*Set problem:*
In the data below, find each line containing the string "inlet" and return it.

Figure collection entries
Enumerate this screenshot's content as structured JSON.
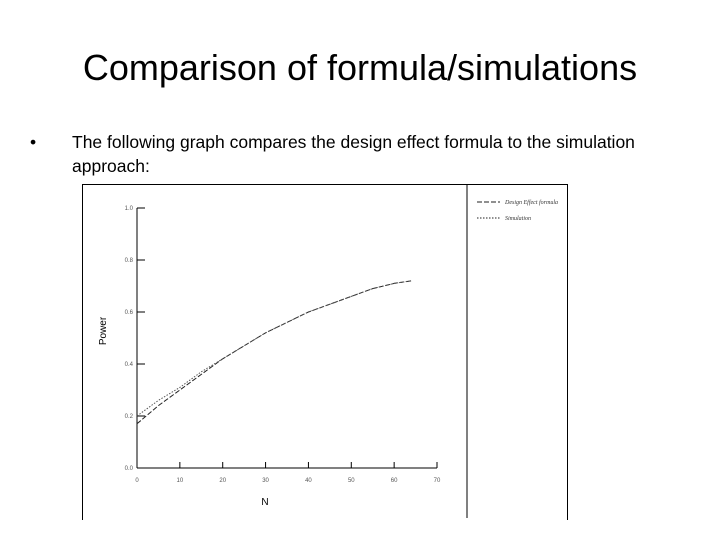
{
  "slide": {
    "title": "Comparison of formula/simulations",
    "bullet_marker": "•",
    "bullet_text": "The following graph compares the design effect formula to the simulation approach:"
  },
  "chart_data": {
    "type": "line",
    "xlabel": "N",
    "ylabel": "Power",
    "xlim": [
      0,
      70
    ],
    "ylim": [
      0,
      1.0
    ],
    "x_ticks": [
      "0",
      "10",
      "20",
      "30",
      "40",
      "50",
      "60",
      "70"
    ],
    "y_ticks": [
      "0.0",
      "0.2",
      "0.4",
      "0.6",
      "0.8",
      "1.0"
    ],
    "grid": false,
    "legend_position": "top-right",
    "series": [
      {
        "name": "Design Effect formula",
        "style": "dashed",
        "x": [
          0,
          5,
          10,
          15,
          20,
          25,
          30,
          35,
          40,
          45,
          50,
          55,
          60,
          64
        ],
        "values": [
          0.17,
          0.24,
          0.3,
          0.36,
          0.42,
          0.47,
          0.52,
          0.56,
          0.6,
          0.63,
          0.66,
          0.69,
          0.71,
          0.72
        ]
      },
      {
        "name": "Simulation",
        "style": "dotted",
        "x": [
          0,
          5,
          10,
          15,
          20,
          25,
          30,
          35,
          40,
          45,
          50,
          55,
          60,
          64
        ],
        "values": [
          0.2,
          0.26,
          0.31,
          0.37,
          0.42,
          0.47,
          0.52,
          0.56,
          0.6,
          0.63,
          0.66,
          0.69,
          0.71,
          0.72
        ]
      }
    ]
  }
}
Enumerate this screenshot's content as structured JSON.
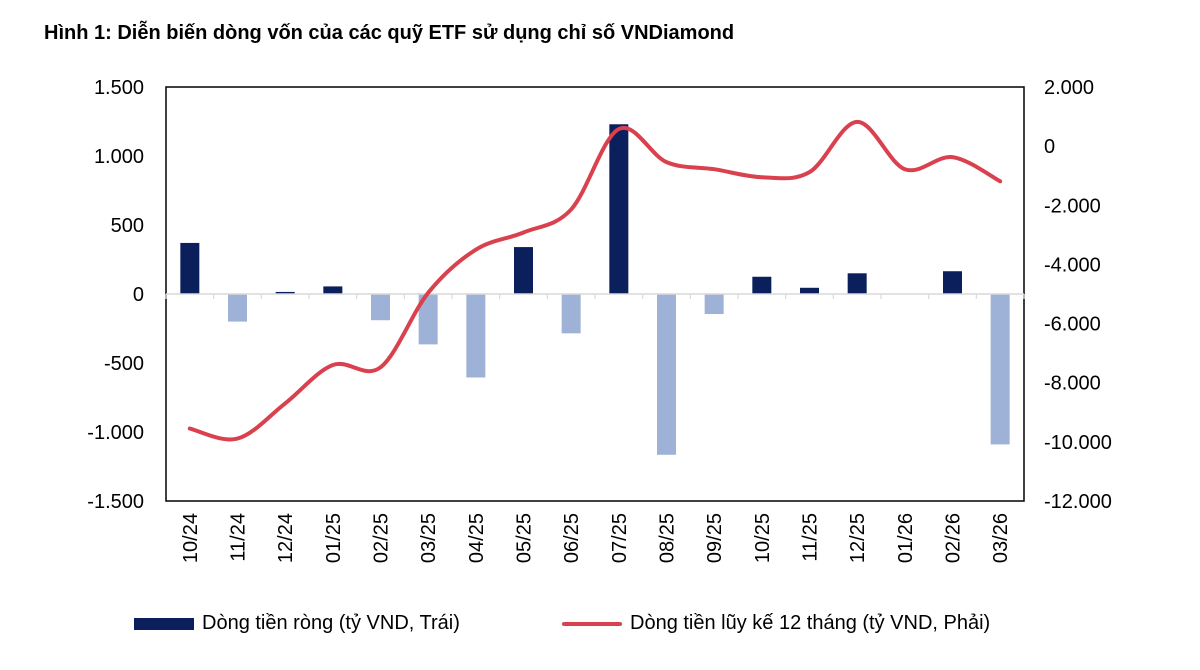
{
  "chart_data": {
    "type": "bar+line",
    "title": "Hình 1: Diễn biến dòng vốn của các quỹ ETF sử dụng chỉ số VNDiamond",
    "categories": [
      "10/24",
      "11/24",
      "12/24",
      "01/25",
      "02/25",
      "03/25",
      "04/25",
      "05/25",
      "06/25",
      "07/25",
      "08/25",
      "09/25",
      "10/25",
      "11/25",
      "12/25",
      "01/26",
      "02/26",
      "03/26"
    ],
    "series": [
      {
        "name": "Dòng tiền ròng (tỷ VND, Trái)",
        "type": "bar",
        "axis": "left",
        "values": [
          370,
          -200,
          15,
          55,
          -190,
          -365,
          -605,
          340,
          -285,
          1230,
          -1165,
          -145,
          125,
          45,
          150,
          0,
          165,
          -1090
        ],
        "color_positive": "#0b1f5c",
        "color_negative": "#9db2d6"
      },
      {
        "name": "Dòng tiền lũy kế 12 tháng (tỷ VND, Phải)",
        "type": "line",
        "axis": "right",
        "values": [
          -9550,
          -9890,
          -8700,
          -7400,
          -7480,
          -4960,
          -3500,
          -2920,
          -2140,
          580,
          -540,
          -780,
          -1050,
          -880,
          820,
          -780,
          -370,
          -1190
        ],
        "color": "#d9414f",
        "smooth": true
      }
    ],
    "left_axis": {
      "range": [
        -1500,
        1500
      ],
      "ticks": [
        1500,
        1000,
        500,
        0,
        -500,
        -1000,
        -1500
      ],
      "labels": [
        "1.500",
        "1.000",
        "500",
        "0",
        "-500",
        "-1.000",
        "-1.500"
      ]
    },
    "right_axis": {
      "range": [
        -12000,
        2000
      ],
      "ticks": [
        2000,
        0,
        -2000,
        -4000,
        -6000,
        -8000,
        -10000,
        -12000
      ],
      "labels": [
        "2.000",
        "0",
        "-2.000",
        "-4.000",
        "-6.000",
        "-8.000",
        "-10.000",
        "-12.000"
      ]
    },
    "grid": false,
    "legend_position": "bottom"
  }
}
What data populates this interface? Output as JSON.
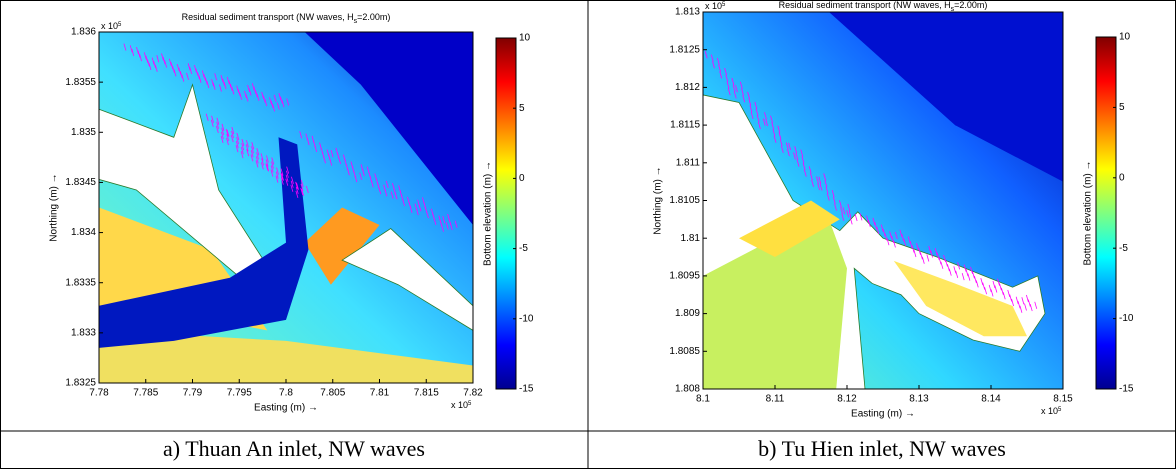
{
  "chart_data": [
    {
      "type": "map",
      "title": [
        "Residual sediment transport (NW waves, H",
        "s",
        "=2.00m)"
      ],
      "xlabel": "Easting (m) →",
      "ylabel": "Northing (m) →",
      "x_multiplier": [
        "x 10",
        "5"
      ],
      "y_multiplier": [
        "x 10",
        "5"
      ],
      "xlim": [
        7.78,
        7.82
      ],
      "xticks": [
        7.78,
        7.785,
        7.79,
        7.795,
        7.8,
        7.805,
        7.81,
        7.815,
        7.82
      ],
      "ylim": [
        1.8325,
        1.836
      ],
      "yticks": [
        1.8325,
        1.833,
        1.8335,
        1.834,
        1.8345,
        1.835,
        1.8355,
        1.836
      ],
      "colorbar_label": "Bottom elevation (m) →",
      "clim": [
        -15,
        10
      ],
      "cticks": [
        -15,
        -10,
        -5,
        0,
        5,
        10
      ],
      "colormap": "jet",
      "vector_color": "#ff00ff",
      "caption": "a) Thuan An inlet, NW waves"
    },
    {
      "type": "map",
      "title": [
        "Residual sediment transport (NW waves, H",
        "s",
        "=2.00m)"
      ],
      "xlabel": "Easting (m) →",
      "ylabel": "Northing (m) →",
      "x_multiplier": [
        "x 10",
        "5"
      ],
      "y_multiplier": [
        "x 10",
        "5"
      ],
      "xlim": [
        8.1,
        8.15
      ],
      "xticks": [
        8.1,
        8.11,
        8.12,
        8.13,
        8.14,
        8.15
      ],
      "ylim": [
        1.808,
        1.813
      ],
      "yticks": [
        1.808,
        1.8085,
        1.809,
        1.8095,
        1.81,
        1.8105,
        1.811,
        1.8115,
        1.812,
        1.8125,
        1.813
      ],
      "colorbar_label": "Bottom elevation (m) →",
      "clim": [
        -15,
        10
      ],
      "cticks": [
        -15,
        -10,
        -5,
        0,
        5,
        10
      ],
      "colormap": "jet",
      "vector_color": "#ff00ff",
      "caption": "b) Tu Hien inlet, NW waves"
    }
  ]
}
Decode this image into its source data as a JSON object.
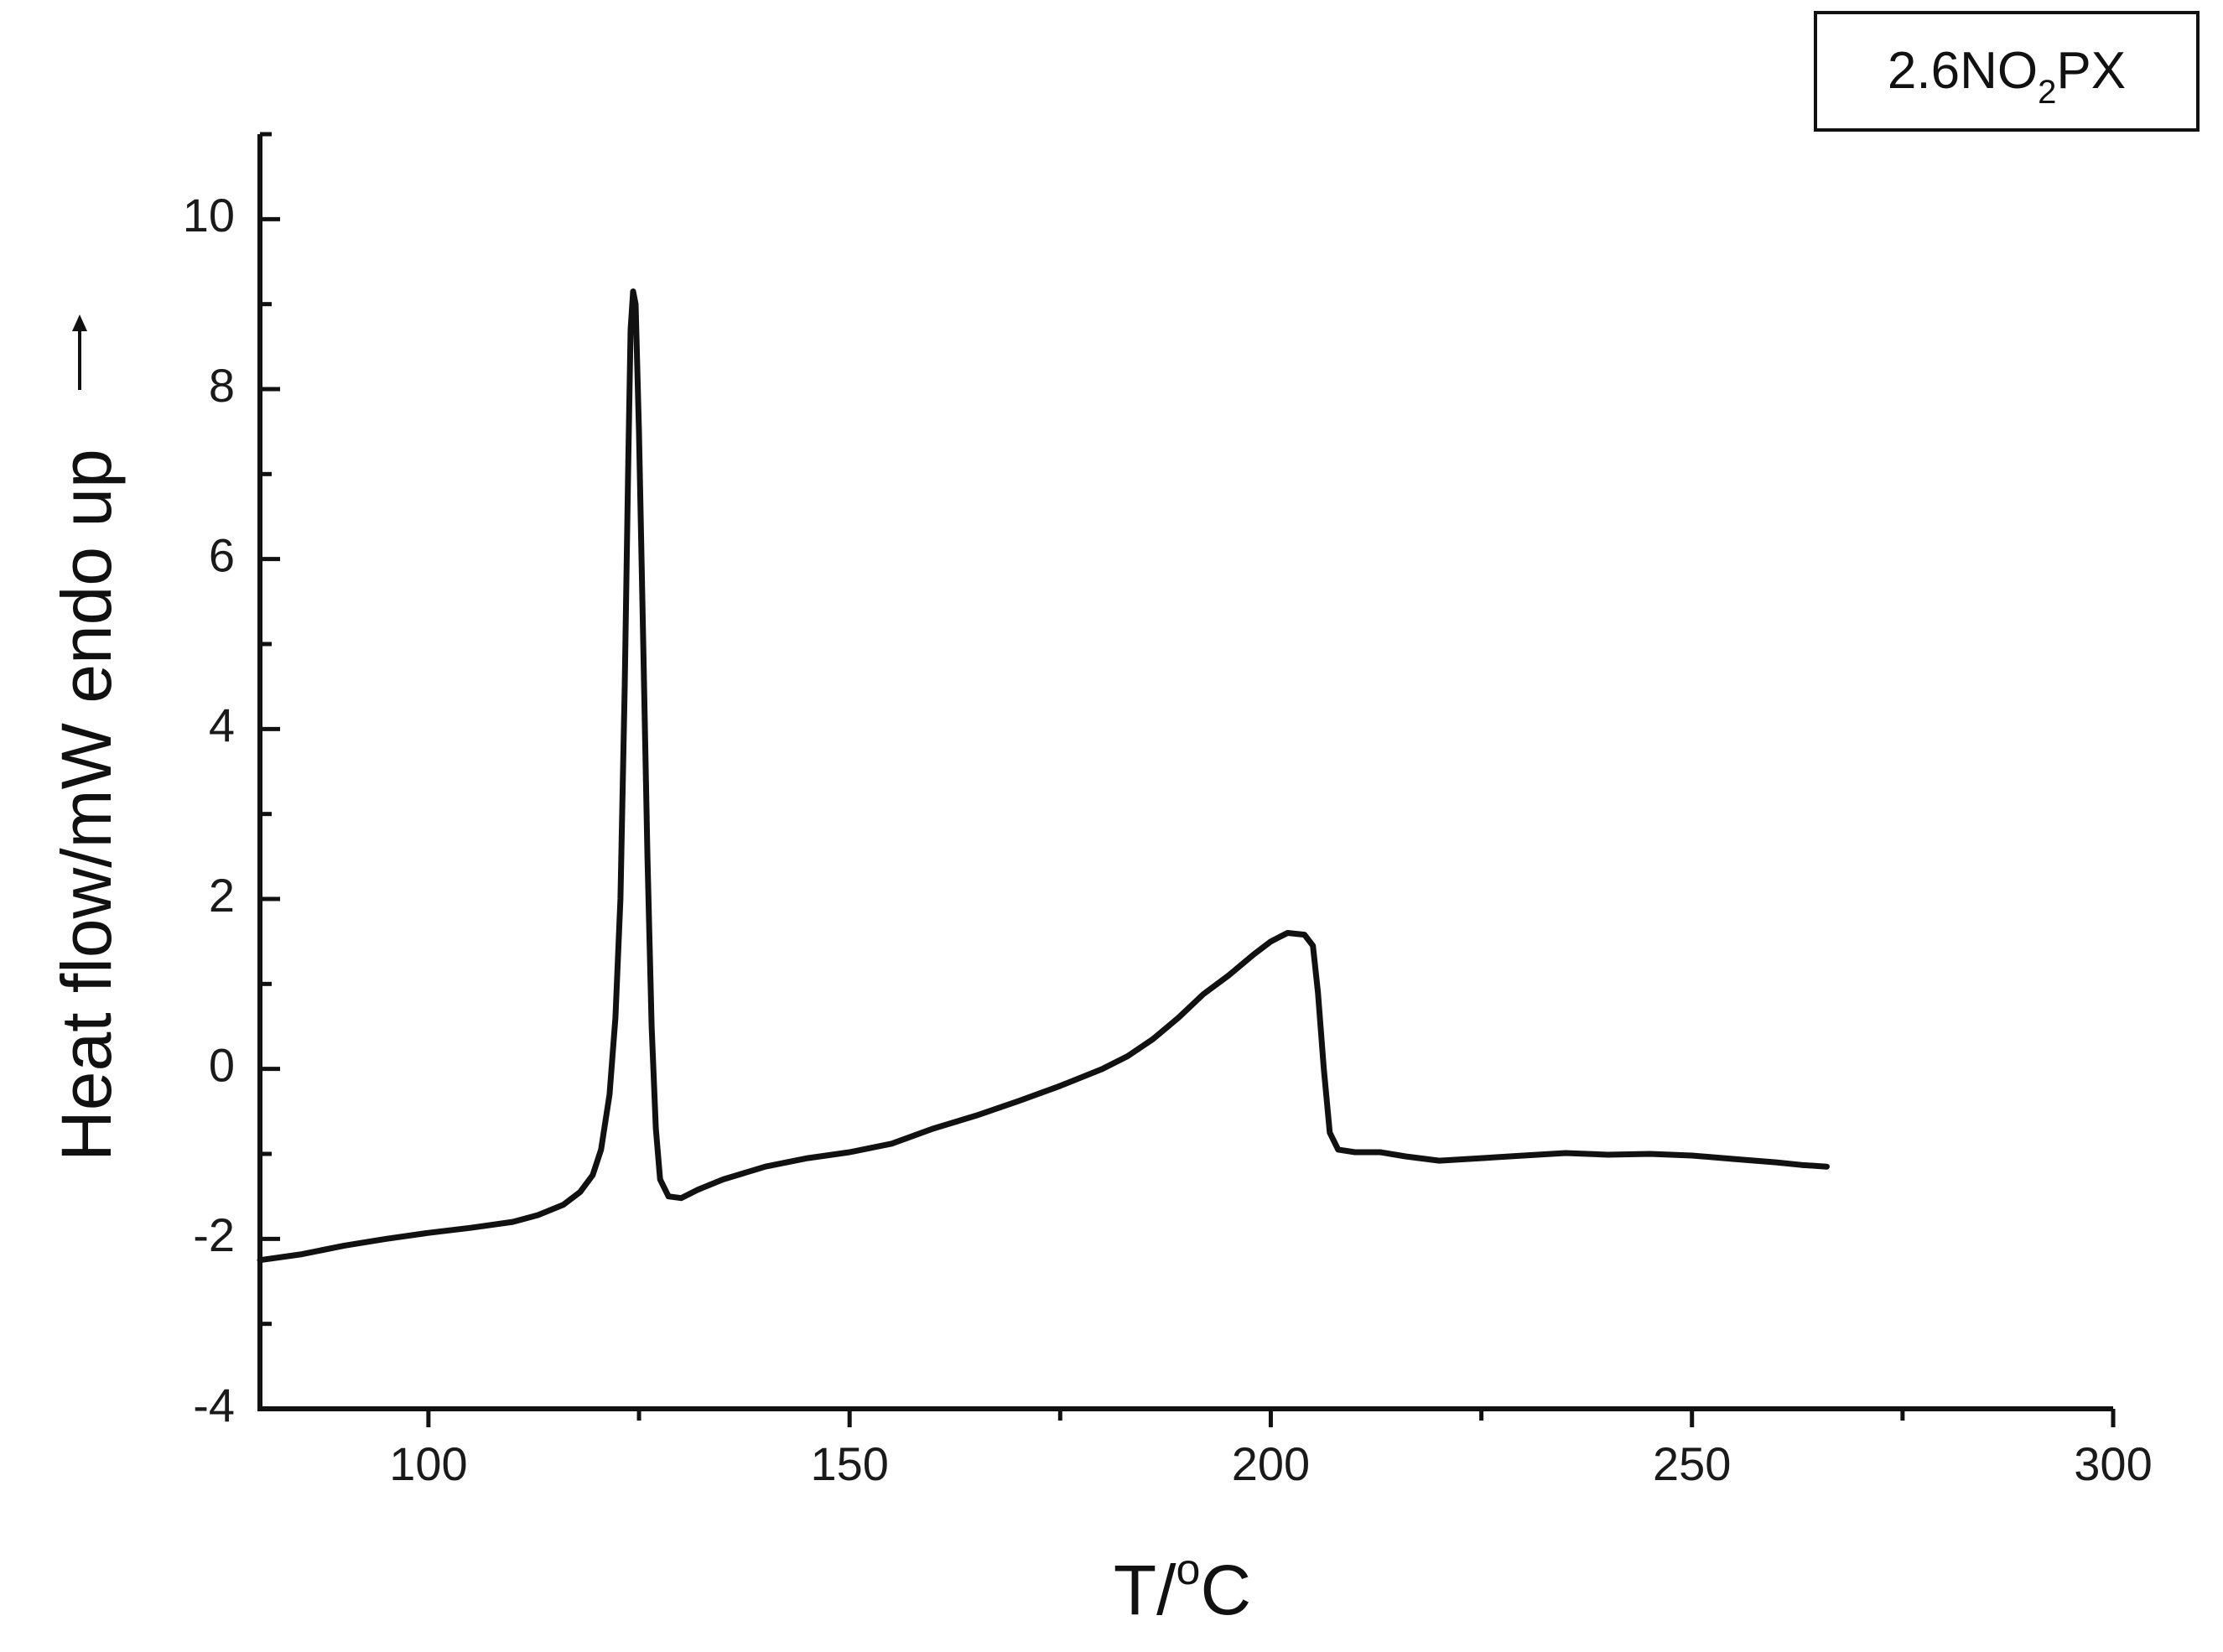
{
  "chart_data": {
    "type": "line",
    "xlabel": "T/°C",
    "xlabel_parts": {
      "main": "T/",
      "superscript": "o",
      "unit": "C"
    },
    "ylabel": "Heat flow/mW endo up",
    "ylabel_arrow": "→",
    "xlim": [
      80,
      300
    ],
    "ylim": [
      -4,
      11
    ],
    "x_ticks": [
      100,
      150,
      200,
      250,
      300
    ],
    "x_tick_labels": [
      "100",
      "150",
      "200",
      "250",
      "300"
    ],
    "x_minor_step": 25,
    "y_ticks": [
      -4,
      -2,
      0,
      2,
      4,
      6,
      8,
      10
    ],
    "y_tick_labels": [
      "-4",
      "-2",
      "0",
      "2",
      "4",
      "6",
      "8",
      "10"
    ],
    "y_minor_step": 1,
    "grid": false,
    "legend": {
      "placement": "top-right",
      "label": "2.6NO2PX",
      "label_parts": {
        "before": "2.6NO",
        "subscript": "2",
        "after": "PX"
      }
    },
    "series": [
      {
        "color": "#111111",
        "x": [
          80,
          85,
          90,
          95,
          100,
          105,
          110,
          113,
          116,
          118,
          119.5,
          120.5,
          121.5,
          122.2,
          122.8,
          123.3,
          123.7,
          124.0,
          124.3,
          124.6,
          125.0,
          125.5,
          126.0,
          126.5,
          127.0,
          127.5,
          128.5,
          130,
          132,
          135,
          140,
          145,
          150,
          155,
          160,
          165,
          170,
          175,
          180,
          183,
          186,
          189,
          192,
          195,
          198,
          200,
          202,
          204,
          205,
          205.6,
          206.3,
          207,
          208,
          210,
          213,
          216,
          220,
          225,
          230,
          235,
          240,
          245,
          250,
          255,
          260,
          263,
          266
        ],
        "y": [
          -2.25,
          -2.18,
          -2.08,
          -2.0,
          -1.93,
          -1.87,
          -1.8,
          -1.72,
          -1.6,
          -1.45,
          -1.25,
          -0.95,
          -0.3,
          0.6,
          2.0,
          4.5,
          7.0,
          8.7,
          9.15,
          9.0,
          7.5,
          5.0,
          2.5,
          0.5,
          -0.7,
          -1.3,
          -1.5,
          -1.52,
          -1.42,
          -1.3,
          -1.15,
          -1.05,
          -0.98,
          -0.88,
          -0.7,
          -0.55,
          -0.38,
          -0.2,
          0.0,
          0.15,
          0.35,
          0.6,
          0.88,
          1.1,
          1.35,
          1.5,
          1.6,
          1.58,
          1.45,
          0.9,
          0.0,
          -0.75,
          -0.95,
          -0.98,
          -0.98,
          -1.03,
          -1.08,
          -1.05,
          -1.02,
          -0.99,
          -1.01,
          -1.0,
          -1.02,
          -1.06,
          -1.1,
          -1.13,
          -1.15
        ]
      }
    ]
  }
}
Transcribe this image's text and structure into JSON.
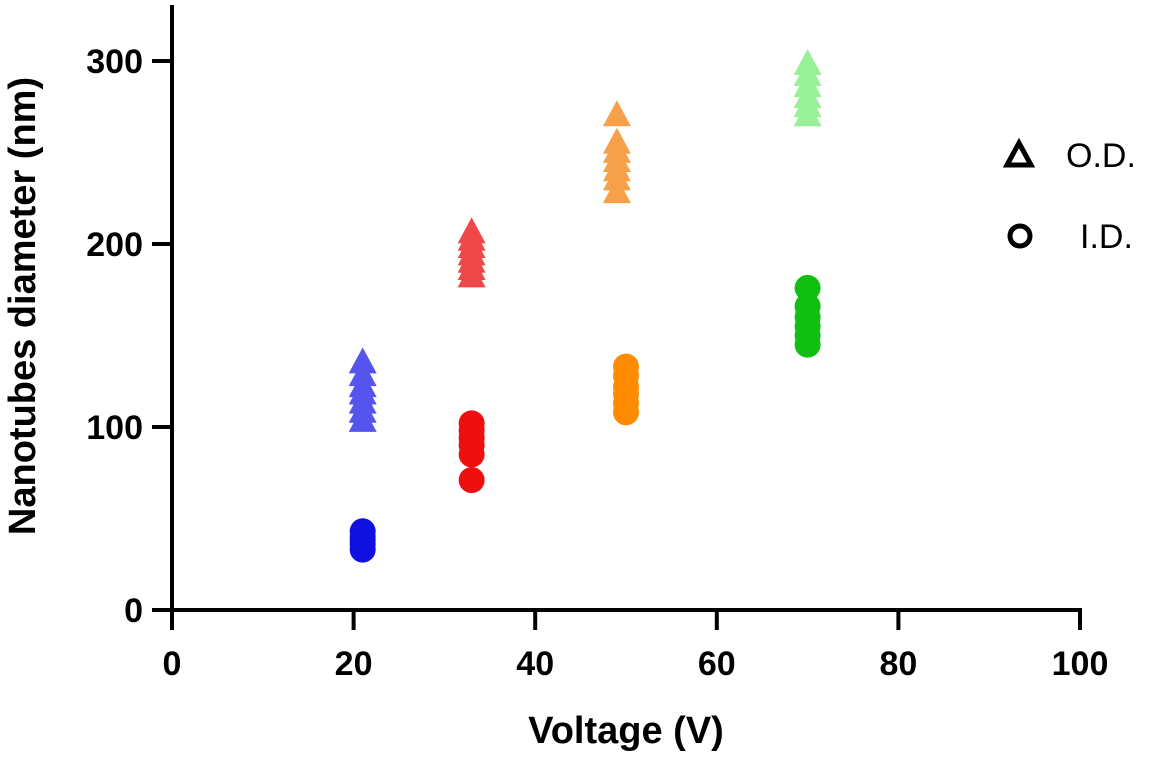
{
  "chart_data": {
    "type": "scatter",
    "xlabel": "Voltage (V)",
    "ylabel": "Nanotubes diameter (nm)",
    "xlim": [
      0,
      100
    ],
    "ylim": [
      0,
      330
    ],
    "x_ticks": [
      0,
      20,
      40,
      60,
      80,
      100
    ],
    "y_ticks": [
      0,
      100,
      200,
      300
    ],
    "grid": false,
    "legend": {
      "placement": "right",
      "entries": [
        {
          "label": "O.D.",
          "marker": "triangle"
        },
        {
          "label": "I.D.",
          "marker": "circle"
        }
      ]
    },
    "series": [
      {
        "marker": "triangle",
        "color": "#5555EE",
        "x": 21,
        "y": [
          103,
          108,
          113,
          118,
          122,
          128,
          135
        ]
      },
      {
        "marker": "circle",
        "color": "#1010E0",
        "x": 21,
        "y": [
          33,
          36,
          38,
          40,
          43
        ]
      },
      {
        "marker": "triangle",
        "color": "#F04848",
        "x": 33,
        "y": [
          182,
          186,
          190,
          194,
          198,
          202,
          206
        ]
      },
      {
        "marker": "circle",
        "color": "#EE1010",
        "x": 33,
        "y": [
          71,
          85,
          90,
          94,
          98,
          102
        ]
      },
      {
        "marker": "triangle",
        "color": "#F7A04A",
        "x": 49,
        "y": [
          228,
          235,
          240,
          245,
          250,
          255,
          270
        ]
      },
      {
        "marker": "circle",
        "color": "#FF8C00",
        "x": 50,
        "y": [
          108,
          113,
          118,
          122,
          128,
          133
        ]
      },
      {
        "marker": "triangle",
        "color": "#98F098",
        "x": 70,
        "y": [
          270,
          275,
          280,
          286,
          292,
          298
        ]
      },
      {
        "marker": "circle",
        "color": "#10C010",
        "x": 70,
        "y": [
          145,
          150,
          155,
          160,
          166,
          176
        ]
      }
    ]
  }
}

*Exercise response:*
      "caption": "a) Thuan An inlet, NW waves"
      "caption": "b) Tu Hien inlet, NW waves"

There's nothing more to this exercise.